Data records:
## Start
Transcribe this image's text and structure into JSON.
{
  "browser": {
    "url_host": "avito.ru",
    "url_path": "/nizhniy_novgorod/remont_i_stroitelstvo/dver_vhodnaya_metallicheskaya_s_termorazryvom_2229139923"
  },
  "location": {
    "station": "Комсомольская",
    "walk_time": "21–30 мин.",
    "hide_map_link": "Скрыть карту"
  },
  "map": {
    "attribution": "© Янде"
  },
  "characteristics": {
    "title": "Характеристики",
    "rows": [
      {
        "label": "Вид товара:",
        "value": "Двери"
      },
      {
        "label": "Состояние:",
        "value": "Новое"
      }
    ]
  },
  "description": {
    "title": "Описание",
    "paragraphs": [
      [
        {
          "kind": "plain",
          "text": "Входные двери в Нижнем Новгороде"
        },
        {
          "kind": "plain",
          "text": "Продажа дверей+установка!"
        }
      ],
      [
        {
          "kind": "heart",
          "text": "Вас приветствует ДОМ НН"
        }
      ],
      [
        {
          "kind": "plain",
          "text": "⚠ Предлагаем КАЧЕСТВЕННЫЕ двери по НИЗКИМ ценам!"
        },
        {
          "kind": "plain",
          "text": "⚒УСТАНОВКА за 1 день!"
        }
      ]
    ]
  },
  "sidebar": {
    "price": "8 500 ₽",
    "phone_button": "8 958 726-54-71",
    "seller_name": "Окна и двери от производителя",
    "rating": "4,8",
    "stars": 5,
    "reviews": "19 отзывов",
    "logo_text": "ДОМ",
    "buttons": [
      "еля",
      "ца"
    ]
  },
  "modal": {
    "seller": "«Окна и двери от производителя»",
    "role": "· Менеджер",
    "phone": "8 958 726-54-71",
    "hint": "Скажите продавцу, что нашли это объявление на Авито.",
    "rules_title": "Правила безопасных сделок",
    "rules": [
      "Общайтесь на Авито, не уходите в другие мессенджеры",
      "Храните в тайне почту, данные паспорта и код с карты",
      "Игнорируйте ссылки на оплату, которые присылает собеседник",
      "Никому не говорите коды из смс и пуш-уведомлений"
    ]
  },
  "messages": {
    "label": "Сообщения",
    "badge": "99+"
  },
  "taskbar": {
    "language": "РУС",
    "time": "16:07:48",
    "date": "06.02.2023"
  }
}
## End
TASK DIRECTIONS:
Output the entries verbatim.

TASK SOLUTION:
Transcribe this image's text and structure into JSON.
{
  "browser": {
    "url_host": "avito.ru",
    "url_path": "/nizhniy_novgorod/remont_i_stroitelstvo/dver_vhodnaya_metallicheskaya_s_termorazryvom_2229139923"
  },
  "location": {
    "station": "Комсомольская",
    "walk_time": "21–30 мин.",
    "hide_map_link": "Скрыть карту"
  },
  "map": {
    "attribution": "© Янде"
  },
  "characteristics": {
    "title": "Характеристики",
    "rows": [
      {
        "label": "Вид товара:",
        "value": "Двери"
      },
      {
        "label": "Состояние:",
        "value": "Новое"
      }
    ]
  },
  "description": {
    "title": "Описание",
    "paragraphs": [
      [
        {
          "kind": "plain",
          "text": "Входные двери в Нижнем Новгороде"
        },
        {
          "kind": "plain",
          "text": "Продажа дверей+установка!"
        }
      ],
      [
        {
          "kind": "heart",
          "text": "Вас приветствует ДОМ НН"
        }
      ],
      [
        {
          "kind": "plain",
          "text": "⚠ Предлагаем КАЧЕСТВЕННЫЕ двери по НИЗКИМ ценам!"
        },
        {
          "kind": "plain",
          "text": "⚒УСТАНОВКА за 1 день!"
        }
      ]
    ]
  },
  "sidebar": {
    "price": "8 500 ₽",
    "phone_button": "8 958 726-54-71",
    "seller_name": "Окна и двери от производителя",
    "rating": "4,8",
    "stars": 5,
    "reviews": "19 отзывов",
    "logo_text": "ДОМ",
    "buttons": [
      "еля",
      "ца"
    ]
  },
  "modal": {
    "seller": "«Окна и двери от производителя»",
    "role": "· Менеджер",
    "phone": "8 958 726-54-71",
    "hint": "Скажите продавцу, что нашли это объявление на Авито.",
    "rules_title": "Правила безопасных сделок",
    "rules": [
      "Общайтесь на Авито, не уходите в другие мессенджеры",
      "Храните в тайне почту, данные паспорта и код с карты",
      "Игнорируйте ссылки на оплату, которые присылает собеседник",
      "Никому не говорите коды из смс и пуш-уведомлений"
    ]
  },
  "messages": {
    "label": "Сообщения",
    "badge": "99+"
  },
  "taskbar": {
    "language": "РУС",
    "time": "16:07:48",
    "date": "06.02.2023"
  }
}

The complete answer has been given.